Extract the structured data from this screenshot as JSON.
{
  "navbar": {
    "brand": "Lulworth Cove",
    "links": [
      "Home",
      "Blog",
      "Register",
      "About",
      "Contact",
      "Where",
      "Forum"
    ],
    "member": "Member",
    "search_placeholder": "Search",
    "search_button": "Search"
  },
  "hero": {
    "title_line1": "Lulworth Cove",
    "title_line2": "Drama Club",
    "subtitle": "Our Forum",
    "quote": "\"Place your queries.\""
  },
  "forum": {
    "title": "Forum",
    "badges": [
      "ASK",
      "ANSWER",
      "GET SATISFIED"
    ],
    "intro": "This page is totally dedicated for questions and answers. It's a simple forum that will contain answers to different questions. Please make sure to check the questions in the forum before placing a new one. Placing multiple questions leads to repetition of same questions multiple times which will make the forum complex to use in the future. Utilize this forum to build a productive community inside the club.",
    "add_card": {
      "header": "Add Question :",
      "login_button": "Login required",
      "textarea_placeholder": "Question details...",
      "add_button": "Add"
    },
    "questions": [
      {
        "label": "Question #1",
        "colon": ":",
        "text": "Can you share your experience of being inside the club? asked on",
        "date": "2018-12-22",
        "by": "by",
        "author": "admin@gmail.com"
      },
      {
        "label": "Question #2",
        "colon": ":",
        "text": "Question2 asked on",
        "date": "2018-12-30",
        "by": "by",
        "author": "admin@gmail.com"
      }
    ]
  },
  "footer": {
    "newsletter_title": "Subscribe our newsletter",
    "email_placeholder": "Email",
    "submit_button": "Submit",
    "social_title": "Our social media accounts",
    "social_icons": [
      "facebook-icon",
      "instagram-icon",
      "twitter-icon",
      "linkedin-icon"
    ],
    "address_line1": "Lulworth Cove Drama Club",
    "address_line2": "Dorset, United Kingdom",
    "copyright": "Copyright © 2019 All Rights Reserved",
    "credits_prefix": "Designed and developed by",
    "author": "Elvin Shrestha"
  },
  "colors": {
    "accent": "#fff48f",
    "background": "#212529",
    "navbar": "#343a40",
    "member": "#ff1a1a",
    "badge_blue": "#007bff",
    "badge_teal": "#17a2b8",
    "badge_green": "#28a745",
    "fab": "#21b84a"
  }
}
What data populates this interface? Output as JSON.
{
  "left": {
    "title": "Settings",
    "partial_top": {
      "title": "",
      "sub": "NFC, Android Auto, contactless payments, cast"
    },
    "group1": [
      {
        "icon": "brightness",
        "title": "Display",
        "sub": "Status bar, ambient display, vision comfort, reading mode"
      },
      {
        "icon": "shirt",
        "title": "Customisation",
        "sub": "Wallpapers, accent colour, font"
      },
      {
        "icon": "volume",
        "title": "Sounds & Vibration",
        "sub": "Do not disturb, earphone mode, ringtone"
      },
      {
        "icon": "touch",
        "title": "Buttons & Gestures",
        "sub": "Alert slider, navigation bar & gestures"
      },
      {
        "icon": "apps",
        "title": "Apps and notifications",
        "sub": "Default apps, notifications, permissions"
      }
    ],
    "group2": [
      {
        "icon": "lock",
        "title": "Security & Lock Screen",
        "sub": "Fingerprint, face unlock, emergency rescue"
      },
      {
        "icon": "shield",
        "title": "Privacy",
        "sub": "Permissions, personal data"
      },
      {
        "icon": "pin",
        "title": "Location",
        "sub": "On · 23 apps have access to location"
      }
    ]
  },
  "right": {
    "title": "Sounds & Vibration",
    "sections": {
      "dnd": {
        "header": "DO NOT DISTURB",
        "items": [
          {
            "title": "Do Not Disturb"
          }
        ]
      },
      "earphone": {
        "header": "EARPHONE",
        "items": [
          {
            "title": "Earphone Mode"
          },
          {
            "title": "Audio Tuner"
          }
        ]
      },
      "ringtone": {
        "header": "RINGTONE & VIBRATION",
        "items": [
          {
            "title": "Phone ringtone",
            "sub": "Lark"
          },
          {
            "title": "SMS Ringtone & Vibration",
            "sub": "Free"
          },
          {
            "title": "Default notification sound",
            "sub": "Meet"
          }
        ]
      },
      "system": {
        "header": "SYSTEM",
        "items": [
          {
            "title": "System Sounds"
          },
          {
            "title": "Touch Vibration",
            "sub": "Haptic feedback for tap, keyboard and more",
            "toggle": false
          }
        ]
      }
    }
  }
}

▸ Work required:
Give only the number of lines in the data that hold the string "Drama".

▸ Output of the task:
2